Figure record listings
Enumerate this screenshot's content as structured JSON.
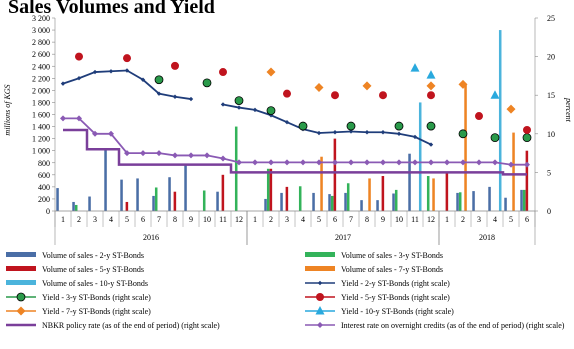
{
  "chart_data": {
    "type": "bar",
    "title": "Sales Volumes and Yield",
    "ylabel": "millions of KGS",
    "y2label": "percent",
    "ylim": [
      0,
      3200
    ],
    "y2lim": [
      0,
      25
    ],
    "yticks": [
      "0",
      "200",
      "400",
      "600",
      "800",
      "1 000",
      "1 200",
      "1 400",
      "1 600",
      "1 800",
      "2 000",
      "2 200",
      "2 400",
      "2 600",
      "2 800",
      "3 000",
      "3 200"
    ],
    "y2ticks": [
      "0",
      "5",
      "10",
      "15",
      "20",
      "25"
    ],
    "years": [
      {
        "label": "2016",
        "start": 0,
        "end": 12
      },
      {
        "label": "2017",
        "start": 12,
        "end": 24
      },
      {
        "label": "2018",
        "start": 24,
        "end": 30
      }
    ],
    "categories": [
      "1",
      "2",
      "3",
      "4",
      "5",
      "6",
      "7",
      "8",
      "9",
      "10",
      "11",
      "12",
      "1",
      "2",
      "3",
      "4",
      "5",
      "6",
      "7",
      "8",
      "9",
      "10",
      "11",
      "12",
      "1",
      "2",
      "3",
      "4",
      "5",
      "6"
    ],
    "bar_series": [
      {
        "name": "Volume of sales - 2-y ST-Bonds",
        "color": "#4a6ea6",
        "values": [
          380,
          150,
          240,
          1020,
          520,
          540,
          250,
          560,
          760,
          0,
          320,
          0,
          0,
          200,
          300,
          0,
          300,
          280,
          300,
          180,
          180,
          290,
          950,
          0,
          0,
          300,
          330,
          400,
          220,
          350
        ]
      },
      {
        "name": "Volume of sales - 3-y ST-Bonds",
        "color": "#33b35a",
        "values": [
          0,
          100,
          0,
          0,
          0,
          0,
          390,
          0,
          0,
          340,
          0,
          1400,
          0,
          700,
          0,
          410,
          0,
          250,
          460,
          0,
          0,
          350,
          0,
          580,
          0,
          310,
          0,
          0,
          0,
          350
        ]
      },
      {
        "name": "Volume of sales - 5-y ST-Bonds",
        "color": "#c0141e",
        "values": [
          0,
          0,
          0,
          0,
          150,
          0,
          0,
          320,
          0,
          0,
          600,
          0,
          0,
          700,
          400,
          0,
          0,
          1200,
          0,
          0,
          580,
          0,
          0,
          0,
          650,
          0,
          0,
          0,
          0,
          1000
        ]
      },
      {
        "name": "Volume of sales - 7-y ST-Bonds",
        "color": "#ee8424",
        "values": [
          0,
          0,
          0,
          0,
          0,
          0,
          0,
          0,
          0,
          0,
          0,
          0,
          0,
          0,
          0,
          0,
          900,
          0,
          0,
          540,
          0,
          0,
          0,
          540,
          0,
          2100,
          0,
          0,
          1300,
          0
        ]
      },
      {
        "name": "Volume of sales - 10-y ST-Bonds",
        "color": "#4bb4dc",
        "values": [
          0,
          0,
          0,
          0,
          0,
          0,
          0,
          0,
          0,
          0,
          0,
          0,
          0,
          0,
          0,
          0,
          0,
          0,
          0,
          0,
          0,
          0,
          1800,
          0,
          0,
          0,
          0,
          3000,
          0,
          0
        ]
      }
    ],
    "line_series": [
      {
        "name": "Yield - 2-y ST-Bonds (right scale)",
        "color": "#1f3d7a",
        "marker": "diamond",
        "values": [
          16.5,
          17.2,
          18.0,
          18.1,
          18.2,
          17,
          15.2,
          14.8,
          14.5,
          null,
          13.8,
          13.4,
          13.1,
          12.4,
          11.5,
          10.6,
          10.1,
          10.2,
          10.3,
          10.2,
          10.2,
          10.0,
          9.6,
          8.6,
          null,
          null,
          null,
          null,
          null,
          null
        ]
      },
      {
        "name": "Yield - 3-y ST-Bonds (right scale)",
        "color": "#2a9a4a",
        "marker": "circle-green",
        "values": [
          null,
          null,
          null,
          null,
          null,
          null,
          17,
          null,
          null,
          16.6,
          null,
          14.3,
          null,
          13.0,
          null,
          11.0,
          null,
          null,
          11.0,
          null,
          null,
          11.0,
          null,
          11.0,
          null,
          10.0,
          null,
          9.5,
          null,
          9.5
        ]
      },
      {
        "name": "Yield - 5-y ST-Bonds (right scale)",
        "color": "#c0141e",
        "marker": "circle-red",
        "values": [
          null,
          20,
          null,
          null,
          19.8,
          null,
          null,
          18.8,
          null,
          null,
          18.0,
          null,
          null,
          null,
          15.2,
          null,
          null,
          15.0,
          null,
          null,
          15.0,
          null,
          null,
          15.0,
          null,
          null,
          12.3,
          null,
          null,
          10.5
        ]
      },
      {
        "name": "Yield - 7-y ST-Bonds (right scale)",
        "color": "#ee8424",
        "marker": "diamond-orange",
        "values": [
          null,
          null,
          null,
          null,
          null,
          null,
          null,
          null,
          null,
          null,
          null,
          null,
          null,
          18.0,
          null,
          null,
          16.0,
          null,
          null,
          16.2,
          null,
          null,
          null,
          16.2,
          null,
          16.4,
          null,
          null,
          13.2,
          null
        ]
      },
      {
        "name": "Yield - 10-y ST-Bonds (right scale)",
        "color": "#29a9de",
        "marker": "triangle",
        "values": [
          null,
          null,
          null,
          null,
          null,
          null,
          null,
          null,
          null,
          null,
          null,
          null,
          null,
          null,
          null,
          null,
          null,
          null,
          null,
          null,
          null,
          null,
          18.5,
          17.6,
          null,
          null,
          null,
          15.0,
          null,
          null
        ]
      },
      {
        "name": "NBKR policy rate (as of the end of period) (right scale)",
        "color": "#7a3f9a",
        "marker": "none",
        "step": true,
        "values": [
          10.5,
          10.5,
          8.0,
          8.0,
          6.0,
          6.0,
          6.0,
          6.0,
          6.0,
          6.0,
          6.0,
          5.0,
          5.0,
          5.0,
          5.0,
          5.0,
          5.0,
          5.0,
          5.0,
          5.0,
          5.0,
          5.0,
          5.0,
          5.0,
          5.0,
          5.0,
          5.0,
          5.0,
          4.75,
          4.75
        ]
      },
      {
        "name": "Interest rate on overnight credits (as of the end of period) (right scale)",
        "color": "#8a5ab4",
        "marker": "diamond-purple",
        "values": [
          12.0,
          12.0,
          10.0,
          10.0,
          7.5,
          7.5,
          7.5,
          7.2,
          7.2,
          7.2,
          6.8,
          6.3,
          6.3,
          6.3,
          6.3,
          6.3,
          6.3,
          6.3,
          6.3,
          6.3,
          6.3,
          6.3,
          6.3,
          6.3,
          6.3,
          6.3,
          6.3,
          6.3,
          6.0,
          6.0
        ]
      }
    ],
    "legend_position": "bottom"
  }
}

The problem. Repeat the listing in full and exactly. Leave any pictures out.

Answer below.
Enumerate this screenshot's content as structured JSON.
{
  "chart_data": {
    "type": "bar",
    "title": "Sales Volumes and Yield",
    "ylabel": "millions of KGS",
    "y2label": "percent",
    "ylim": [
      0,
      3200
    ],
    "y2lim": [
      0,
      25
    ],
    "yticks": [
      "0",
      "200",
      "400",
      "600",
      "800",
      "1 000",
      "1 200",
      "1 400",
      "1 600",
      "1 800",
      "2 000",
      "2 200",
      "2 400",
      "2 600",
      "2 800",
      "3 000",
      "3 200"
    ],
    "y2ticks": [
      "0",
      "5",
      "10",
      "15",
      "20",
      "25"
    ],
    "years": [
      {
        "label": "2016",
        "start": 0,
        "end": 12
      },
      {
        "label": "2017",
        "start": 12,
        "end": 24
      },
      {
        "label": "2018",
        "start": 24,
        "end": 30
      }
    ],
    "categories": [
      "1",
      "2",
      "3",
      "4",
      "5",
      "6",
      "7",
      "8",
      "9",
      "10",
      "11",
      "12",
      "1",
      "2",
      "3",
      "4",
      "5",
      "6",
      "7",
      "8",
      "9",
      "10",
      "11",
      "12",
      "1",
      "2",
      "3",
      "4",
      "5",
      "6"
    ],
    "bar_series": [
      {
        "name": "Volume of sales - 2-y ST-Bonds",
        "color": "#4a6ea6",
        "values": [
          380,
          150,
          240,
          1020,
          520,
          540,
          250,
          560,
          760,
          0,
          320,
          0,
          0,
          200,
          300,
          0,
          300,
          280,
          300,
          180,
          180,
          290,
          950,
          0,
          0,
          300,
          330,
          400,
          220,
          350
        ]
      },
      {
        "name": "Volume of sales - 3-y ST-Bonds",
        "color": "#33b35a",
        "values": [
          0,
          100,
          0,
          0,
          0,
          0,
          390,
          0,
          0,
          340,
          0,
          1400,
          0,
          700,
          0,
          410,
          0,
          250,
          460,
          0,
          0,
          350,
          0,
          580,
          0,
          310,
          0,
          0,
          0,
          350
        ]
      },
      {
        "name": "Volume of sales - 5-y ST-Bonds",
        "color": "#c0141e",
        "values": [
          0,
          0,
          0,
          0,
          150,
          0,
          0,
          320,
          0,
          0,
          600,
          0,
          0,
          700,
          400,
          0,
          0,
          1200,
          0,
          0,
          580,
          0,
          0,
          0,
          650,
          0,
          0,
          0,
          0,
          1000
        ]
      },
      {
        "name": "Volume of sales - 7-y ST-Bonds",
        "color": "#ee8424",
        "values": [
          0,
          0,
          0,
          0,
          0,
          0,
          0,
          0,
          0,
          0,
          0,
          0,
          0,
          0,
          0,
          0,
          900,
          0,
          0,
          540,
          0,
          0,
          0,
          540,
          0,
          2100,
          0,
          0,
          1300,
          0
        ]
      },
      {
        "name": "Volume of sales - 10-y ST-Bonds",
        "color": "#4bb4dc",
        "values": [
          0,
          0,
          0,
          0,
          0,
          0,
          0,
          0,
          0,
          0,
          0,
          0,
          0,
          0,
          0,
          0,
          0,
          0,
          0,
          0,
          0,
          0,
          1800,
          0,
          0,
          0,
          0,
          3000,
          0,
          0
        ]
      }
    ],
    "line_series": [
      {
        "name": "Yield - 2-y ST-Bonds (right scale)",
        "color": "#1f3d7a",
        "marker": "diamond",
        "values": [
          16.5,
          17.2,
          18.0,
          18.1,
          18.2,
          17,
          15.2,
          14.8,
          14.5,
          null,
          13.8,
          13.4,
          13.1,
          12.4,
          11.5,
          10.6,
          10.1,
          10.2,
          10.3,
          10.2,
          10.2,
          10.0,
          9.6,
          8.6,
          null,
          null,
          null,
          null,
          null,
          null
        ]
      },
      {
        "name": "Yield - 3-y ST-Bonds (right scale)",
        "color": "#2a9a4a",
        "marker": "circle-green",
        "values": [
          null,
          null,
          null,
          null,
          null,
          null,
          17,
          null,
          null,
          16.6,
          null,
          14.3,
          null,
          13.0,
          null,
          11.0,
          null,
          null,
          11.0,
          null,
          null,
          11.0,
          null,
          11.0,
          null,
          10.0,
          null,
          9.5,
          null,
          9.5
        ]
      },
      {
        "name": "Yield - 5-y ST-Bonds (right scale)",
        "color": "#c0141e",
        "marker": "circle-red",
        "values": [
          null,
          20,
          null,
          null,
          19.8,
          null,
          null,
          18.8,
          null,
          null,
          18.0,
          null,
          null,
          null,
          15.2,
          null,
          null,
          15.0,
          null,
          null,
          15.0,
          null,
          null,
          15.0,
          null,
          null,
          12.3,
          null,
          null,
          10.5
        ]
      },
      {
        "name": "Yield - 7-y ST-Bonds (right scale)",
        "color": "#ee8424",
        "marker": "diamond-orange",
        "values": [
          null,
          null,
          null,
          null,
          null,
          null,
          null,
          null,
          null,
          null,
          null,
          null,
          null,
          18.0,
          null,
          null,
          16.0,
          null,
          null,
          16.2,
          null,
          null,
          null,
          16.2,
          null,
          16.4,
          null,
          null,
          13.2,
          null
        ]
      },
      {
        "name": "Yield - 10-y ST-Bonds (right scale)",
        "color": "#29a9de",
        "marker": "triangle",
        "values": [
          null,
          null,
          null,
          null,
          null,
          null,
          null,
          null,
          null,
          null,
          null,
          null,
          null,
          null,
          null,
          null,
          null,
          null,
          null,
          null,
          null,
          null,
          18.5,
          17.6,
          null,
          null,
          null,
          15.0,
          null,
          null
        ]
      },
      {
        "name": "NBKR policy rate (as of the end of period) (right scale)",
        "color": "#7a3f9a",
        "marker": "none",
        "step": true,
        "values": [
          10.5,
          10.5,
          8.0,
          8.0,
          6.0,
          6.0,
          6.0,
          6.0,
          6.0,
          6.0,
          6.0,
          5.0,
          5.0,
          5.0,
          5.0,
          5.0,
          5.0,
          5.0,
          5.0,
          5.0,
          5.0,
          5.0,
          5.0,
          5.0,
          5.0,
          5.0,
          5.0,
          5.0,
          4.75,
          4.75
        ]
      },
      {
        "name": "Interest rate on overnight credits (as of the end of period) (right scale)",
        "color": "#8a5ab4",
        "marker": "diamond-purple",
        "values": [
          12.0,
          12.0,
          10.0,
          10.0,
          7.5,
          7.5,
          7.5,
          7.2,
          7.2,
          7.2,
          6.8,
          6.3,
          6.3,
          6.3,
          6.3,
          6.3,
          6.3,
          6.3,
          6.3,
          6.3,
          6.3,
          6.3,
          6.3,
          6.3,
          6.3,
          6.3,
          6.3,
          6.3,
          6.0,
          6.0
        ]
      }
    ],
    "legend_position": "bottom"
  }
}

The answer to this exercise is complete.